_AIM OF THE EXERCISE_
Gather all lines in the entries below that include the word "再次回抽注射器".

Raw records:
-- START --

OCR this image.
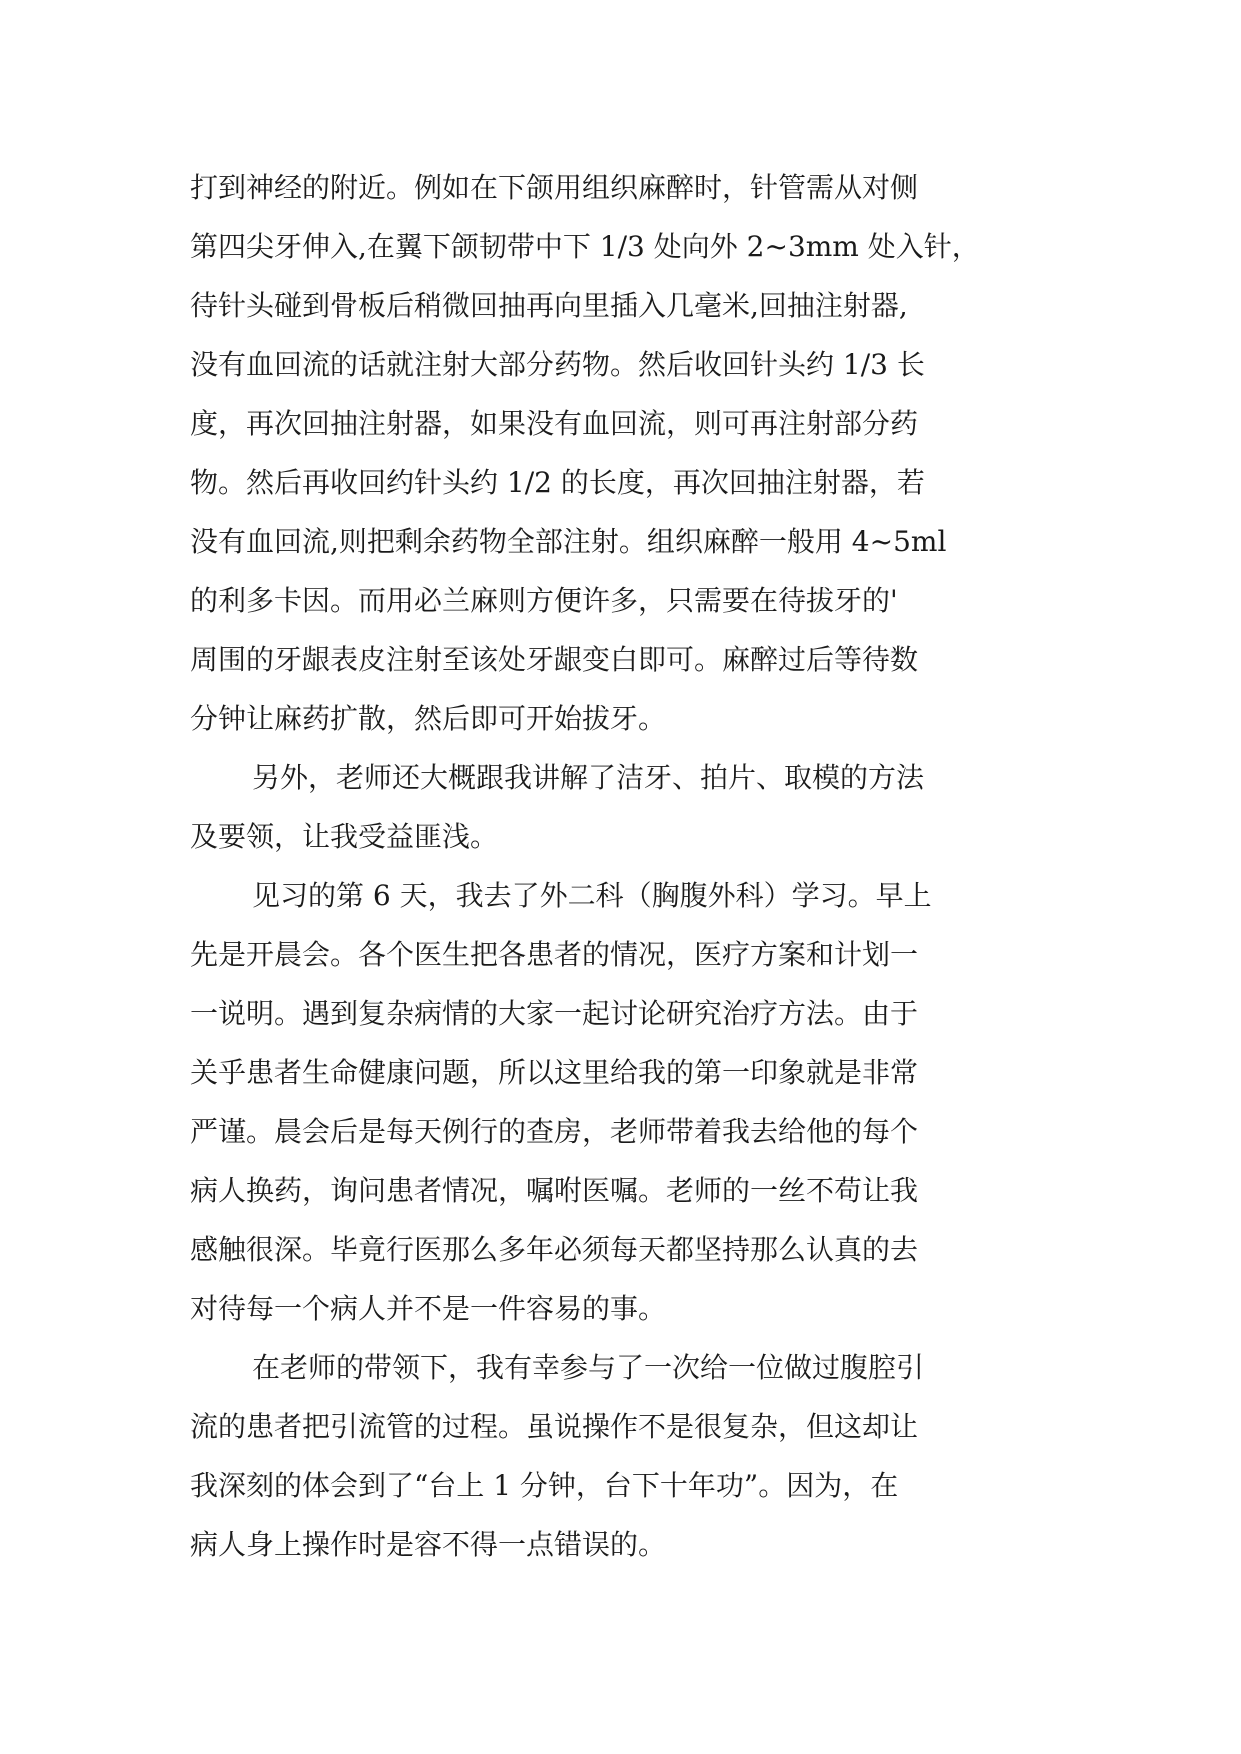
打到神经的附近。例如在下颌用组织麻醉时，针管需从对侧
第四尖牙伸入,在翼下颌韧带中下 1/3 处向外 2~3mm 处入针，
待针头碰到骨板后稍微回抽再向里插入几毫米,回抽注射器,
没有血回流的话就注射大部分药物。然后收回针头约 1/3 长
度，再次回抽注射器，如果没有血回流，则可再注射部分药
物。然后再收回约针头约 1/2 的长度，再次回抽注射器，若
没有血回流,则把剩余药物全部注射。组织麻醉一般用 4~5ml
的利多卡因。而用必兰麻则方便许多，只需要在待拔牙的'
周围的牙龈表皮注射至该处牙龈变白即可。麻醉过后等待数
分钟让麻药扩散，然后即可开始拔牙。
另外，老师还大概跟我讲解了洁牙、拍片、取模的方法
及要领，让我受益匪浅。
见习的第 6 天，我去了外二科（胸腹外科）学习。早上
先是开晨会。各个医生把各患者的情况，医疗方案和计划一
一说明。遇到复杂病情的大家一起讨论研究治疗方法。由于
关乎患者生命健康问题，所以这里给我的第一印象就是非常
严谨。晨会后是每天例行的查房，老师带着我去给他的每个
病人换药，询问患者情况，嘱咐医嘱。老师的一丝不苟让我
感触很深。毕竟行医那么多年必须每天都坚持那么认真的去
对待每一个病人并不是一件容易的事。
在老师的带领下，我有幸参与了一次给一位做过腹腔引
流的患者把引流管的过程。虽说操作不是很复杂，但这却让
我深刻的体会到了“台上 1 分钟，台下十年功”。因为，在
病人身上操作时是容不得一点错误的。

-- END --

_WRITTEN REPLY_
度，再次回抽注射器，如果没有血回流，则可再注射部分药
物。然后再收回约针头约 1/2 的长度，再次回抽注射器，若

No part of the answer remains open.